Records that describe figures:

Begin

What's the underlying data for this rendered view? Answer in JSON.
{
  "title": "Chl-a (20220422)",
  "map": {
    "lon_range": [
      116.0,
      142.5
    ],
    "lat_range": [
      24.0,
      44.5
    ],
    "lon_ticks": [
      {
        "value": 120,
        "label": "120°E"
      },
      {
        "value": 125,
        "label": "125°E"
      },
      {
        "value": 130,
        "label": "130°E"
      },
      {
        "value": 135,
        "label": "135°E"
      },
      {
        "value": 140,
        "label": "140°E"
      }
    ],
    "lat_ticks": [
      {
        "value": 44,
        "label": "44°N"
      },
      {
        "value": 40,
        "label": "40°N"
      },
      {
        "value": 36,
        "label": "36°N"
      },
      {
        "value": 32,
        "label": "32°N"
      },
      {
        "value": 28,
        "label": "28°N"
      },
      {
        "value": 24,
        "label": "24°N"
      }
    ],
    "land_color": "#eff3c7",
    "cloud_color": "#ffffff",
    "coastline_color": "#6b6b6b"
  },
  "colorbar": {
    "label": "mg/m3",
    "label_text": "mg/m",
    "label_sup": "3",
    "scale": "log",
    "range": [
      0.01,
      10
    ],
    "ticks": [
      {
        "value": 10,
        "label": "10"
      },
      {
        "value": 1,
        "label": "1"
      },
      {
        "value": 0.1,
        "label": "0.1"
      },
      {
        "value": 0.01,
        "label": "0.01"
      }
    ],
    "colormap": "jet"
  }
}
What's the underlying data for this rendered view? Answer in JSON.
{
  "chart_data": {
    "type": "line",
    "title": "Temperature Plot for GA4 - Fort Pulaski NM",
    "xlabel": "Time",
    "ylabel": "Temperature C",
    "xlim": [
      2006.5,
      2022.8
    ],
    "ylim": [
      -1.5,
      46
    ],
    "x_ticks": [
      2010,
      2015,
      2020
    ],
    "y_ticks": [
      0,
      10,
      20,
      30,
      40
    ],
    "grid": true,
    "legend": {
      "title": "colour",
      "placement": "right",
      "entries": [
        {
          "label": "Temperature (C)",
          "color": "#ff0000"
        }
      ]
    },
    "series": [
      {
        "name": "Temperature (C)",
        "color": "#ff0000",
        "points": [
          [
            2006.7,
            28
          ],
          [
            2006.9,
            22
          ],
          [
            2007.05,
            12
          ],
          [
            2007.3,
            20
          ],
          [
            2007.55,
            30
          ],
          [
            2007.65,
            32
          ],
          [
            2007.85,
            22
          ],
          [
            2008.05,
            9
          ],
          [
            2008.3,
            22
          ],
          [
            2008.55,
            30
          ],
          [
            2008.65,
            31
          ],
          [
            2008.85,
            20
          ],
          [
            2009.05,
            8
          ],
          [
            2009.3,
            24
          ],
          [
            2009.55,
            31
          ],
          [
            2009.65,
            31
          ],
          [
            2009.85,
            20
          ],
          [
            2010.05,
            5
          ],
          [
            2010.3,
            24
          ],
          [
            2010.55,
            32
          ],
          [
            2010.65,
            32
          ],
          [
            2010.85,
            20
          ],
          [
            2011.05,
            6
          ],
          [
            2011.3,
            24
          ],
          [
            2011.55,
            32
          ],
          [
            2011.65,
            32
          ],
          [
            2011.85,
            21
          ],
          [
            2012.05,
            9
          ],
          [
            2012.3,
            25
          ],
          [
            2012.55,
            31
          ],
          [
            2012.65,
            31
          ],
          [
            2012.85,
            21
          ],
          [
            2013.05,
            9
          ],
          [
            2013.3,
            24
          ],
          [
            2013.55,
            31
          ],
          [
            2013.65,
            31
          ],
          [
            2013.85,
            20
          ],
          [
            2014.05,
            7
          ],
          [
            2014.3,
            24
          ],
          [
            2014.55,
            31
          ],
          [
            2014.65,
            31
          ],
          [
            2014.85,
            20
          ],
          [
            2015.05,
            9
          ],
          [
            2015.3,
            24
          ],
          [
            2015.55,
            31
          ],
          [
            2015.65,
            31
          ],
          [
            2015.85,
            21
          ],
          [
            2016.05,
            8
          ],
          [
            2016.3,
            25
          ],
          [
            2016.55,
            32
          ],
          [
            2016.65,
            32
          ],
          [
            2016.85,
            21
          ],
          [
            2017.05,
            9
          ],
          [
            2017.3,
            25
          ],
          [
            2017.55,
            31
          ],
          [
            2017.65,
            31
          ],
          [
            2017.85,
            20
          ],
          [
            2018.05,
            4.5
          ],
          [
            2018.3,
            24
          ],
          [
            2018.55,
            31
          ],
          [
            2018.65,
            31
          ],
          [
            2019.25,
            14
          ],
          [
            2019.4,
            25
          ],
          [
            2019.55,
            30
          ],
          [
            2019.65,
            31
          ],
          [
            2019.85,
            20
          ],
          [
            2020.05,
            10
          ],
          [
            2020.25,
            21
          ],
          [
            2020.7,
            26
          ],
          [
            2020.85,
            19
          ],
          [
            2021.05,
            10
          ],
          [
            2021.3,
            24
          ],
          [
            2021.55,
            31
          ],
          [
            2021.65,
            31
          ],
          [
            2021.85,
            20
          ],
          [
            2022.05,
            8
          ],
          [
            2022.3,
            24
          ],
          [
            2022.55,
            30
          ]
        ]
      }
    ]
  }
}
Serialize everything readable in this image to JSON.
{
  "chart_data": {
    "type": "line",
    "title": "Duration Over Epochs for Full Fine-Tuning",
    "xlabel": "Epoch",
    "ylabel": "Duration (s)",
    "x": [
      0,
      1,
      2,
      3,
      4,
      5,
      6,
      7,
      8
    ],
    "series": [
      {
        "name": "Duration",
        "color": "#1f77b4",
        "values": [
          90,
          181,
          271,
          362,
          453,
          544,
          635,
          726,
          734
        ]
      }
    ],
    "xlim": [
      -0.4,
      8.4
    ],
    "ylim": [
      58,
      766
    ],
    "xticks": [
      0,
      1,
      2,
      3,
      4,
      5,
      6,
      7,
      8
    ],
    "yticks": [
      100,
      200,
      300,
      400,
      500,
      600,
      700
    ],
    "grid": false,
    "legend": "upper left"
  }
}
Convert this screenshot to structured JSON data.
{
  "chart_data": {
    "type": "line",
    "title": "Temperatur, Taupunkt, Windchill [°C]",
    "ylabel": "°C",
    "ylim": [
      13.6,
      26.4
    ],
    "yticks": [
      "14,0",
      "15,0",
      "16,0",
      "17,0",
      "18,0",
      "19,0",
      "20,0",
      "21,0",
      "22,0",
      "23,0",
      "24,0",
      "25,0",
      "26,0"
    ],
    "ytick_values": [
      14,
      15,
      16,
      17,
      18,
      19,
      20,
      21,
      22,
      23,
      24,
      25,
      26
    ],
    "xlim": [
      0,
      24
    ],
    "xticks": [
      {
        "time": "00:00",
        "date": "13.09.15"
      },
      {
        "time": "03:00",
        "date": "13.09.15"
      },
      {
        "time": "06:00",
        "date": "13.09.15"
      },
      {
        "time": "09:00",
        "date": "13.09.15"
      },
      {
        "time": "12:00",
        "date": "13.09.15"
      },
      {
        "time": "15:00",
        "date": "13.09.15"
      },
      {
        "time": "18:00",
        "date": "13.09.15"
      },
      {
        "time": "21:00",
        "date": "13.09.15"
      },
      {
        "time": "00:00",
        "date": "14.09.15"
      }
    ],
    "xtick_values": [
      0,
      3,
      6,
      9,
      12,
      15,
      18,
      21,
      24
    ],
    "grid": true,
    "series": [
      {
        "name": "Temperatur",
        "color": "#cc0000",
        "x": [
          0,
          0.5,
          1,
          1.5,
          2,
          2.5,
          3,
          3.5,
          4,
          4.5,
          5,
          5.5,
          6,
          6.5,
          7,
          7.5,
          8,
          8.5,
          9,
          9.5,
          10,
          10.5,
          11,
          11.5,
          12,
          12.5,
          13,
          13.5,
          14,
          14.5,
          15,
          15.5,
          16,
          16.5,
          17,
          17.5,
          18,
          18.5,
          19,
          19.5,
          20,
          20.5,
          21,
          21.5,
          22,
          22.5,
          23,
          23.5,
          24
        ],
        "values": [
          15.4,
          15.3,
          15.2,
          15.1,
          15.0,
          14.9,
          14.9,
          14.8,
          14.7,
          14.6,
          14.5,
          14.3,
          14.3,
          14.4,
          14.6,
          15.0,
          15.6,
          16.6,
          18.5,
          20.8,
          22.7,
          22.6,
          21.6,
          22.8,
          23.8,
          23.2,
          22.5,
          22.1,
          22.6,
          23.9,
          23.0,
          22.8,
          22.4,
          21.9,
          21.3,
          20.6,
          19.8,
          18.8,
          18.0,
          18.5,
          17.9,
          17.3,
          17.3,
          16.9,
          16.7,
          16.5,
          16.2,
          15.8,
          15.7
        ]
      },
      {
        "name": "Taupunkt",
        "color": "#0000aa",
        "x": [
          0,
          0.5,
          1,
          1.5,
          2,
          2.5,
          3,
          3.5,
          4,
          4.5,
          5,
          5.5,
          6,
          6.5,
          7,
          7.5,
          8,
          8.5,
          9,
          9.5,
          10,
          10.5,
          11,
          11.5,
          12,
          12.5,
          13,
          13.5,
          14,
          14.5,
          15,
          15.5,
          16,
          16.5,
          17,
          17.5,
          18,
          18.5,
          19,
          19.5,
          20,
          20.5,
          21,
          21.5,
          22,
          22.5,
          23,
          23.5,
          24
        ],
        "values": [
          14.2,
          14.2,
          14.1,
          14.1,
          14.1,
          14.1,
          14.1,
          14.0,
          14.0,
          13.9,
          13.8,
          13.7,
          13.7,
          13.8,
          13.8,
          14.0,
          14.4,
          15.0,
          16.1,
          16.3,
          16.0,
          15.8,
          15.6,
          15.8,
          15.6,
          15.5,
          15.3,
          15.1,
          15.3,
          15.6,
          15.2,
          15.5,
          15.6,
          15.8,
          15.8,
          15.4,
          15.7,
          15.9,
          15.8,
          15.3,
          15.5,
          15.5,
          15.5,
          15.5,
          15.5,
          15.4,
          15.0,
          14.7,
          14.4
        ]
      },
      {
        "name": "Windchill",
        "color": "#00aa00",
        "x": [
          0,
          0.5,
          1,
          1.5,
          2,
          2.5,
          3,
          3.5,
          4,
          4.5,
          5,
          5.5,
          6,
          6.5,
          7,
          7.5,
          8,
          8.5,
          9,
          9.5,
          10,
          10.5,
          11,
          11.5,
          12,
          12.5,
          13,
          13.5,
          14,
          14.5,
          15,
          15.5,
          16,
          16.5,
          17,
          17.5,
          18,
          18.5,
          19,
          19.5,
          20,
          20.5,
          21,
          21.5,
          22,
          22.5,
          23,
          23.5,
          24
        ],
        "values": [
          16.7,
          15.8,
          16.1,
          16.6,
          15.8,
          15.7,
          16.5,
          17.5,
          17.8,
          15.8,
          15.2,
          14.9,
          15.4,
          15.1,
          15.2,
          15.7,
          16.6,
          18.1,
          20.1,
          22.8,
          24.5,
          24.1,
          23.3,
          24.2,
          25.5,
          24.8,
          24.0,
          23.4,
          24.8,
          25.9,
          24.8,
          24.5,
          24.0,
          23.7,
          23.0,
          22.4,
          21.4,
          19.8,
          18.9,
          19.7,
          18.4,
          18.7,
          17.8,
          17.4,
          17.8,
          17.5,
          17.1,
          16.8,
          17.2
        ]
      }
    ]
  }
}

End

» What needs to be done: Look through the entries above and report the number of lines that contain "JSON". Write only the number.

» Response below: 4